Data excerpts
** Start **
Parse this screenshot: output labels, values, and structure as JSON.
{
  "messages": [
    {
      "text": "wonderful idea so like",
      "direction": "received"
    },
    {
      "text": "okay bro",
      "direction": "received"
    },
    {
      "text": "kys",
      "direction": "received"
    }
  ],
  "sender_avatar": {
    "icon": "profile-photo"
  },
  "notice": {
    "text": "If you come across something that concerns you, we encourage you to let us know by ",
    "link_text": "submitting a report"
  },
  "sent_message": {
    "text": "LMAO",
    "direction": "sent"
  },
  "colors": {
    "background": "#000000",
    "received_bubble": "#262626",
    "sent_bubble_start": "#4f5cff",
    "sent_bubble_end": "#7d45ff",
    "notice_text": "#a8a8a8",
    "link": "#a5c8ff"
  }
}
** End **
Exercise:
Copy out each record exactly as given, omitting none.

Task answer:
Parse this screenshot: output labels, values, and structure as JSON.
{
  "messages": [
    {
      "text": "wonderful idea so like",
      "direction": "received"
    },
    {
      "text": "okay bro",
      "direction": "received"
    },
    {
      "text": "kys",
      "direction": "received"
    }
  ],
  "sender_avatar": {
    "icon": "profile-photo"
  },
  "notice": {
    "text": "If you come across something that concerns you, we encourage you to let us know by ",
    "link_text": "submitting a report"
  },
  "sent_message": {
    "text": "LMAO",
    "direction": "sent"
  },
  "colors": {
    "background": "#000000",
    "received_bubble": "#262626",
    "sent_bubble_start": "#4f5cff",
    "sent_bubble_end": "#7d45ff",
    "notice_text": "#a8a8a8",
    "link": "#a5c8ff"
  }
}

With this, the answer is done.